Would you print every entry exactly as it appears?

___ Material to process

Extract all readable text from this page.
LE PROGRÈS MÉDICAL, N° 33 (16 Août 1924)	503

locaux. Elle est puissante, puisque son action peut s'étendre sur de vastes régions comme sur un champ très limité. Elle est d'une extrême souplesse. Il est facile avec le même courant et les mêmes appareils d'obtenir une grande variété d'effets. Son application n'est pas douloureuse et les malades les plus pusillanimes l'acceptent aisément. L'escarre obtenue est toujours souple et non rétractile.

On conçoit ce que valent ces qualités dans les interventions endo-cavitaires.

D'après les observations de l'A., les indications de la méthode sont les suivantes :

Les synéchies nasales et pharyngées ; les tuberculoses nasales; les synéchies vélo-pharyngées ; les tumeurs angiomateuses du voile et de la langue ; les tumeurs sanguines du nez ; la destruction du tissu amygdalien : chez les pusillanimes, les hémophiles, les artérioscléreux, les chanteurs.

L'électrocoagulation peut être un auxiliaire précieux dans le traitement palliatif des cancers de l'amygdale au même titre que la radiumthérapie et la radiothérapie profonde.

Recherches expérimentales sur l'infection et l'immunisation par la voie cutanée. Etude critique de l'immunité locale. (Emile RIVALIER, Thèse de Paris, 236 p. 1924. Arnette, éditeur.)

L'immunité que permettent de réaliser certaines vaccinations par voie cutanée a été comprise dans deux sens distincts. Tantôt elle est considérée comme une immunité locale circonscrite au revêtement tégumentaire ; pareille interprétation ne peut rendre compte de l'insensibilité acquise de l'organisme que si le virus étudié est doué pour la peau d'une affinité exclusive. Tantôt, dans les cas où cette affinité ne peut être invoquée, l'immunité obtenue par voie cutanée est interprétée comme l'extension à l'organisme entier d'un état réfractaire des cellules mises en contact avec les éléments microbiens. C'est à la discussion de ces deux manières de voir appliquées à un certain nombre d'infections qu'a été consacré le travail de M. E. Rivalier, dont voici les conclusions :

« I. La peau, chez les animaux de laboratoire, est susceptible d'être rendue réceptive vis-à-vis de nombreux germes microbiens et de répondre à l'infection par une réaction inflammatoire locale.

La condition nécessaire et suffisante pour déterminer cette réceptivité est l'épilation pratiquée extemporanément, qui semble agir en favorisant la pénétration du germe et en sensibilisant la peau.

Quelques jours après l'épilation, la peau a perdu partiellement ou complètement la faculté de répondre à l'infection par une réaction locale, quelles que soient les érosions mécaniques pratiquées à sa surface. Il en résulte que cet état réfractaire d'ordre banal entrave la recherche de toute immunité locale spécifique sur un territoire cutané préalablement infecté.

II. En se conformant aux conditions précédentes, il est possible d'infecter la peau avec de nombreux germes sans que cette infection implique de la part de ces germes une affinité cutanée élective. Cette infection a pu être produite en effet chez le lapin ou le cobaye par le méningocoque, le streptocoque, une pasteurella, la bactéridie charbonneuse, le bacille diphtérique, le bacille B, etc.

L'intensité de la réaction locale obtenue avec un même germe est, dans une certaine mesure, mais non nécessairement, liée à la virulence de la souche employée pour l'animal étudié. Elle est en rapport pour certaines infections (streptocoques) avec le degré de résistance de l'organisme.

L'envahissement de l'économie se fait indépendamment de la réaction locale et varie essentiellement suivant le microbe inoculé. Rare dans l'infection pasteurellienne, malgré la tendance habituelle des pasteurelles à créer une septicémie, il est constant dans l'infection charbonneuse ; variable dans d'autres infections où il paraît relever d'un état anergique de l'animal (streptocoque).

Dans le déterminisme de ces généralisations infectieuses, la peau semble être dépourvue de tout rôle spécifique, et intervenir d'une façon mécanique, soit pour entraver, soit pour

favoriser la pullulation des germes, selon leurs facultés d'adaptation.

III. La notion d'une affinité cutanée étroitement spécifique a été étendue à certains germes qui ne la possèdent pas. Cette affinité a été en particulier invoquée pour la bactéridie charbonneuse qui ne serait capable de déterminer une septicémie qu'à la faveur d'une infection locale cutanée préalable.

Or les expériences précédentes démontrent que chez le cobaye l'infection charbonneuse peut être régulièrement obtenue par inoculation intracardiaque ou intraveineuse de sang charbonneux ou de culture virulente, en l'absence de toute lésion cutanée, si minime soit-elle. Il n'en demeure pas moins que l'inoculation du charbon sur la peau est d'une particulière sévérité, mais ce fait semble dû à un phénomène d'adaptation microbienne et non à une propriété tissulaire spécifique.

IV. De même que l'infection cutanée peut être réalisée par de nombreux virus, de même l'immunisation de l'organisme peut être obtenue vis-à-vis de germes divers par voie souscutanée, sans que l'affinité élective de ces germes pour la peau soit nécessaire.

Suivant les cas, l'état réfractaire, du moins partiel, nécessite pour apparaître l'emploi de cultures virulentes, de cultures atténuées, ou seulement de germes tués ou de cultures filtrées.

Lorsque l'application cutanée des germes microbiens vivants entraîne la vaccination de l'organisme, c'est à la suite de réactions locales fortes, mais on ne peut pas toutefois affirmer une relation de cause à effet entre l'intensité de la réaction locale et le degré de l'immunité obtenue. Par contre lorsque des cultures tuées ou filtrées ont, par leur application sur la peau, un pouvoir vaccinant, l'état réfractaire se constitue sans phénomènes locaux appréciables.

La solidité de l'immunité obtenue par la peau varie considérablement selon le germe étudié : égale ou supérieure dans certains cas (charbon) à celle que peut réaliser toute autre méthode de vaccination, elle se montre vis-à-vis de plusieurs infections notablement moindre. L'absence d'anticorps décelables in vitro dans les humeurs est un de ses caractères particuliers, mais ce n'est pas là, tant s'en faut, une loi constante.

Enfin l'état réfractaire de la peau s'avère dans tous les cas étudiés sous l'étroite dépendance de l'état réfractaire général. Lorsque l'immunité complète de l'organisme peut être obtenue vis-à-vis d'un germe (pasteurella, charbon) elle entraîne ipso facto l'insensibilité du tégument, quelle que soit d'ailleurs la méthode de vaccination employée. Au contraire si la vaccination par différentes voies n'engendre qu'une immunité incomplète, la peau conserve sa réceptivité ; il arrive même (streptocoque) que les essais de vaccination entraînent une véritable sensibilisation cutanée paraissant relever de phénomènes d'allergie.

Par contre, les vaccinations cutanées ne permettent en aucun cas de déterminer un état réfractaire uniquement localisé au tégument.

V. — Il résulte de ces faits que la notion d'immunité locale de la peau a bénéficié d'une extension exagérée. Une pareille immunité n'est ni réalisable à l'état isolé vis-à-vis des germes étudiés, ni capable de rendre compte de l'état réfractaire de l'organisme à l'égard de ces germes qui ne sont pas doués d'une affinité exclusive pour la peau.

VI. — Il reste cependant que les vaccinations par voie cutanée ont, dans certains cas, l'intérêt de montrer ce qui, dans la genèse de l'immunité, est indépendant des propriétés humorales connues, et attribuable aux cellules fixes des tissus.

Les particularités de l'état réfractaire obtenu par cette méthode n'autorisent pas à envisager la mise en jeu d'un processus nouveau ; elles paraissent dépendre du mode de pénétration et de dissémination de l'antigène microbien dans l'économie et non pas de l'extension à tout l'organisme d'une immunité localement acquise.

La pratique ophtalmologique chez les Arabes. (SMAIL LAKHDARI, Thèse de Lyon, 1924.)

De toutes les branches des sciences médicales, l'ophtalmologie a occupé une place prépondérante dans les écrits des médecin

______

Exercise response:
Extract all readable text from this page.
LE PROGRÈS MÉDICAL, N° 33 (16 Août 1924)	503

locaux. Elle est puissante, puisque son action peut s'étendre sur de vastes régions comme sur un champ très limité. Elle est d'une extrême souplesse. Il est facile avec le même courant et les mêmes appareils d'obtenir une grande variété d'effets. Son application n'est pas douloureuse et les malades les plus pusillanimes l'acceptent aisément. L'escarre obtenue est toujours souple et non rétractile.

On conçoit ce que valent ces qualités dans les interventions endo-cavitaires.

D'après les observations de l'A., les indications de la méthode sont les suivantes :

Les synéchies nasales et pharyngées ; les tuberculoses nasales; les synéchies vélo-pharyngées ; les tumeurs angiomateuses du voile et de la langue ; les tumeurs sanguines du nez ; la destruction du tissu amygdalien : chez les pusillanimes, les hémophiles, les artérioscléreux, les chanteurs.

L'électrocoagulation peut être un auxiliaire précieux dans le traitement palliatif des cancers de l'amygdale au même titre que la radiumthérapie et la radiothérapie profonde.

Recherches expérimentales sur l'infection et l'immunisation par la voie cutanée. Etude critique de l'immunité locale. (Emile RIVALIER, Thèse de Paris, 236 p. 1924. Arnette, éditeur.)

L'immunité que permettent de réaliser certaines vaccinations par voie cutanée a été comprise dans deux sens distincts. Tantôt elle est considérée comme une immunité locale circonscrite au revêtement tégumentaire ; pareille interprétation ne peut rendre compte de l'insensibilité acquise de l'organisme que si le virus étudié est doué pour la peau d'une affinité exclusive. Tantôt, dans les cas où cette affinité ne peut être invoquée, l'immunité obtenue par voie cutanée est interprétée comme l'extension à l'organisme entier d'un état réfractaire des cellules mises en contact avec les éléments microbiens. C'est à la discussion de ces deux manières de voir appliquées à un certain nombre d'infections qu'a été consacré le travail de M. E. Rivalier, dont voici les conclusions :

« I. La peau, chez les animaux de laboratoire, est susceptible d'être rendue réceptive vis-à-vis de nombreux germes microbiens et de répondre à l'infection par une réaction inflammatoire locale.

La condition nécessaire et suffisante pour déterminer cette réceptivité est l'épilation pratiquée extemporanément, qui semble agir en favorisant la pénétration du germe et en sensibilisant la peau.

Quelques jours après l'épilation, la peau a perdu partiellement ou complètement la faculté de répondre à l'infection par une réaction locale, quelles que soient les érosions mécaniques pratiquées à sa surface. Il en résulte que cet état réfractaire d'ordre banal entrave la recherche de toute immunité locale spécifique sur un territoire cutané préalablement infecté.

II. En se conformant aux conditions précédentes, il est possible d'infecter la peau avec de nombreux germes sans que cette infection implique de la part de ces germes une affinité cutanée élective. Cette infection a pu être produite en effet chez le lapin ou le cobaye par le méningocoque, le streptocoque, une pasteurella, la bactéridie charbonneuse, le bacille diphtérique, le bacille B, etc.

L'intensité de la réaction locale obtenue avec un même germe est, dans une certaine mesure, mais non nécessairement, liée à la virulence de la souche employée pour l'animal étudié. Elle est en rapport pour certaines infections (streptocoques) avec le degré de résistance de l'organisme.

L'envahissement de l'économie se fait indépendamment de la réaction locale et varie essentiellement suivant le microbe inoculé. Rare dans l'infection pasteurellienne, malgré la tendance habituelle des pasteurelles à créer une septicémie, il est constant dans l'infection charbonneuse ; variable dans d'autres infections où il paraît relever d'un état anergique de l'animal (streptocoque).

Dans le déterminisme de ces généralisations infectieuses, la peau semble être dépourvue de tout rôle spécifique, et intervenir d'une façon mécanique, soit pour entraver, soit pour

favoriser la pullulation des germes, selon leurs facultés d'adaptation.

III. La notion d'une affinité cutanée étroitement spécifique a été étendue à certains germes qui ne la possèdent pas. Cette affinité a été en particulier invoquée pour la bactéridie charbonneuse qui ne serait capable de déterminer une septicémie qu'à la faveur d'une infection locale cutanée préalable.

Or les expériences précédentes démontrent que chez le cobaye l'infection charbonneuse peut être régulièrement obtenue par inoculation intracardiaque ou intraveineuse de sang charbonneux ou de culture virulente, en l'absence de toute lésion cutanée, si minime soit-elle. Il n'en demeure pas moins que l'inoculation du charbon sur la peau est d'une particulière sévérité, mais ce fait semble dû à un phénomène d'adaptation microbienne et non à une propriété tissulaire spécifique.

IV. De même que l'infection cutanée peut être réalisée par de nombreux virus, de même l'immunisation de l'organisme peut être obtenue vis-à-vis de germes divers par voie souscutanée, sans que l'affinité élective de ces germes pour la peau soit nécessaire.

Suivant les cas, l'état réfractaire, du moins partiel, nécessite pour apparaître l'emploi de cultures virulentes, de cultures atténuées, ou seulement de germes tués ou de cultures filtrées.

Lorsque l'application cutanée des germes microbiens vivants entraîne la vaccination de l'organisme, c'est à la suite de réactions locales fortes, mais on ne peut pas toutefois affirmer une relation de cause à effet entre l'intensité de la réaction locale et le degré de l'immunité obtenue. Par contre lorsque des cultures tuées ou filtrées ont, par leur application sur la peau, un pouvoir vaccinant, l'état réfractaire se constitue sans phénomènes locaux appréciables.

La solidité de l'immunité obtenue par la peau varie considérablement selon le germe étudié : égale ou supérieure dans certains cas (charbon) à celle que peut réaliser toute autre méthode de vaccination, elle se montre vis-à-vis de plusieurs infections notablement moindre. L'absence d'anticorps décelables in vitro dans les humeurs est un de ses caractères particuliers, mais ce n'est pas là, tant s'en faut, une loi constante.

Enfin l'état réfractaire de la peau s'avère dans tous les cas étudiés sous l'étroite dépendance de l'état réfractaire général. Lorsque l'immunité complète de l'organisme peut être obtenue vis-à-vis d'un germe (pasteurella, charbon) elle entraîne ipso facto l'insensibilité du tégument, quelle que soit d'ailleurs la méthode de vaccination employée. Au contraire si la vaccination par différentes voies n'engendre qu'une immunité incomplète, la peau conserve sa réceptivité ; il arrive même (streptocoque) que les essais de vaccination entraînent une véritable sensibilisation cutanée paraissant relever de phénomènes d'allergie.

Par contre, les vaccinations cutanées ne permettent en aucun cas de déterminer un état réfractaire uniquement localisé au tégument.

V. — Il résulte de ces faits que la notion d'immunité locale de la peau a bénéficié d'une extension exagérée. Une pareille immunité n'est ni réalisable à l'état isolé vis-à-vis des germes étudiés, ni capable de rendre compte de l'état réfractaire de l'organisme à l'égard de ces germes qui ne sont pas doués d'une affinité exclusive pour la peau.

VI. — Il reste cependant que les vaccinations par voie cutanée ont, dans certains cas, l'intérêt de montrer ce qui, dans la genèse de l'immunité, est indépendant des propriétés humorales connues, et attribuable aux cellules fixes des tissus.

Les particularités de l'état réfractaire obtenu par cette méthode n'autorisent pas à envisager la mise en jeu d'un processus nouveau ; elles paraissent dépendre du mode de pénétration et de dissémination de l'antigène microbien dans l'économie et non pas de l'extension à tout l'organisme d'une immunité localement acquise.

La pratique ophtalmologique chez les Arabes. (SMAIL LAKHDARI, Thèse de Lyon, 1924.)

De toutes les branches des sciences médicales, l'ophtalmologie a occupé une place prépondérante dans les écrits des médecin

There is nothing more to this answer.